"""

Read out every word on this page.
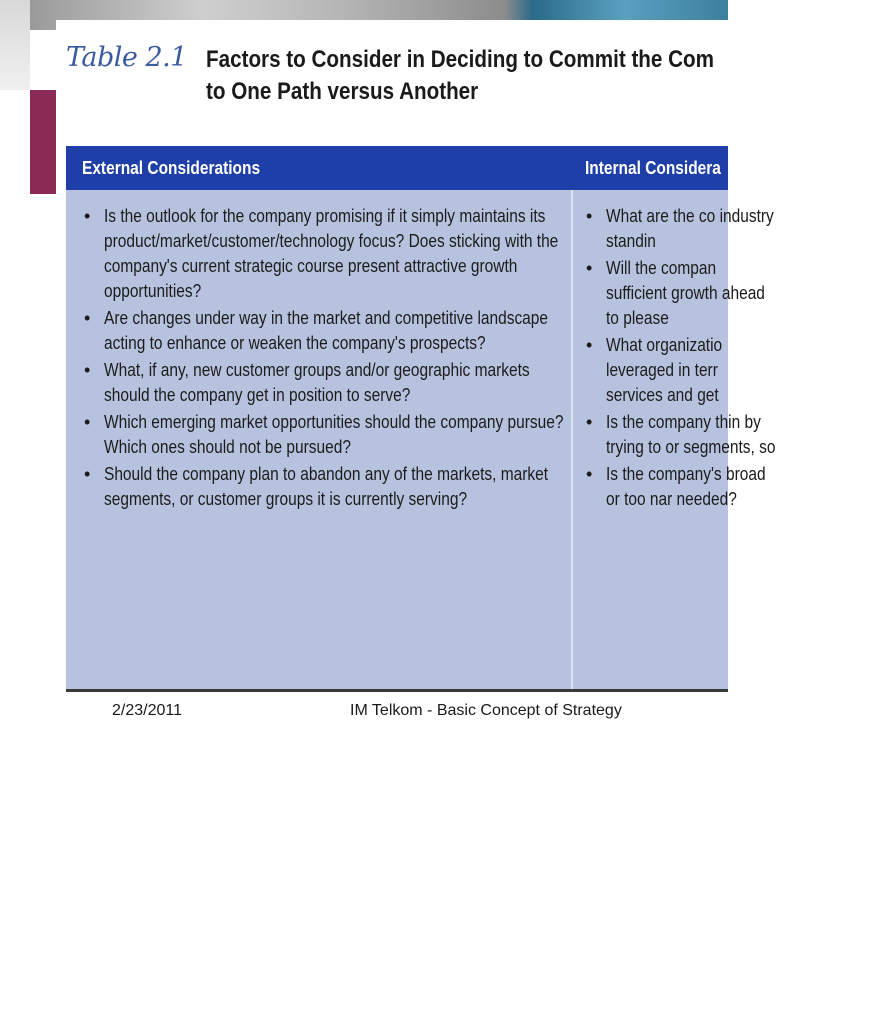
Table 2.1 Factors to Consider in Deciding to Commit the Com
to One Path versus Another
External Considerations	Internal Considera
• Is the outlook for the company promising if it simply maintains its product/market/customer/technology focus? Does sticking with the company's current strategic course present attractive growth opportunities?
• Are changes under way in the market and competitive landscape acting to enhance or weaken the company's prospects?
• What, if any, new customer groups and/or geographic markets should the company get in position to serve?
• Which emerging market opportunities should the company pursue? Which ones should not be pursued?
• Should the company plan to abandon any of the markets, market segments, or customer groups it is currently serving?
• What are the co industry standin
• Will the compan sufficient growth ahead to please
• What organizatio leveraged in terr services and get
• Is the company thin by trying to or segments, so
• Is the company's broad or too nar needed?
2/23/2011	IM Telkom - Basic Concept of Strategy
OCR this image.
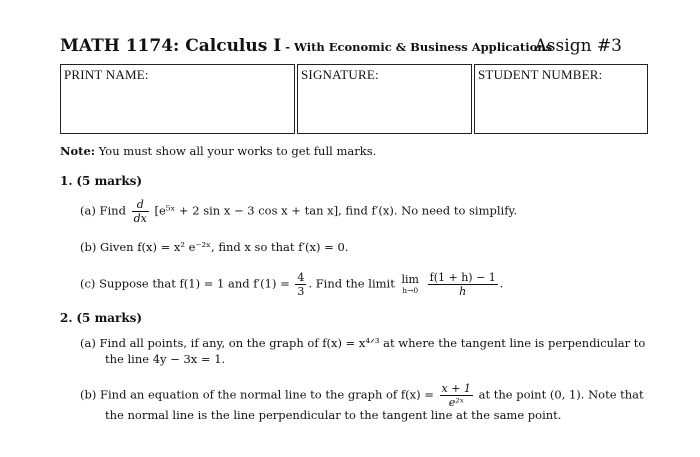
MATH 1174: Calculus I - With Economic & Business Applications
Assign #3
PRINT NAME:	SIGNATURE:	STUDENT NUMBER:
Note: You must show all your works to get full marks.
1. (5 marks)
(a) Find $\frac{d}{dx}$ [e⁵ˣ + 2 sin x − 3 cos x + tan x], find f′(x). No need to simplify.
(b) Given f(x) = x² e⁻²ˣ, find x so that f′(x) = 0.
(c) Suppose that f(1) = 1 and $f'(1) = \frac{4}{3}$ . Find the limit lim
h→0
$\frac{f(1 + h) - 1}{h}$ .
2. (5 marks)
(a) Find all points, if any, on the graph of f(x) = x⁴ᐟ³ at where the tangent line is perpendicular to
the line 4y − 3x = 1.
(b) Find an equation of the normal line to the graph of $f(x) = \frac{x + 1}{\text{e²ˣ}}$ at the point (0, 1). Note that
the normal line is the line perpendicular to the tangent line at the same point.
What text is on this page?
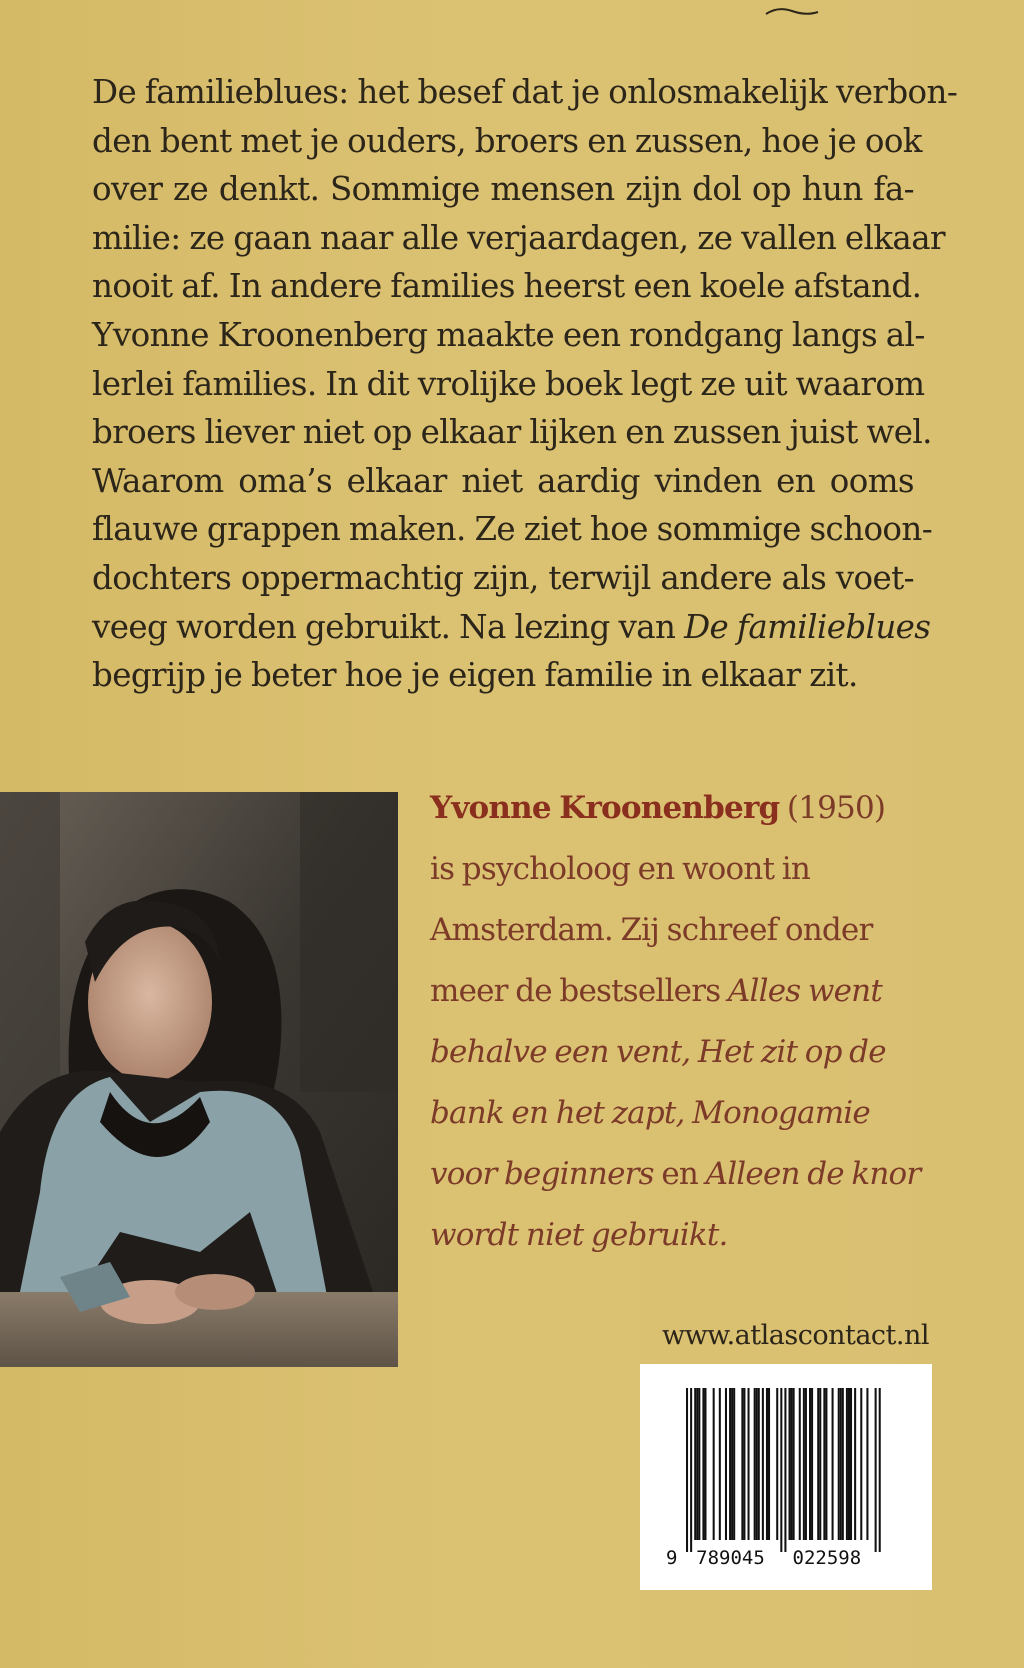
De familieblues: het besef dat je onlosmakelijk verbon-
den bent met je ouders, broers en zussen, hoe je ook
over ze denkt. Sommige mensen zijn dol op hun fa-
milie: ze gaan naar alle verjaardagen, ze vallen elkaar
nooit af. In andere families heerst een koele afstand.
Yvonne Kroonenberg maakte een rondgang langs al-
lerlei families. In dit vrolijke boek legt ze uit waarom
broers liever niet op elkaar lijken en zussen juist wel.
Waarom oma’s elkaar niet aardig vinden en ooms
flauwe grappen maken. Ze ziet hoe sommige schoon-
dochters oppermachtig zijn, terwijl andere als voet-
veeg worden gebruikt. Na lezing van De familieblues
begrijp je beter hoe je eigen familie in elkaar zit.
Yvonne Kroonenberg (1950)
is psycholoog en woont in
Amsterdam. Zij schreef onder
meer de bestsellers Alles went
behalve een vent, Het zit op de
bank en het zapt, Monogamie
voor beginners en Alleen de knor
wordt niet gebruikt.
www.atlascontact.nl
9 789045 022598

"""

## What you should do
Count the lines above that contain the word "frac". Give only the number.

## Answer for the task
4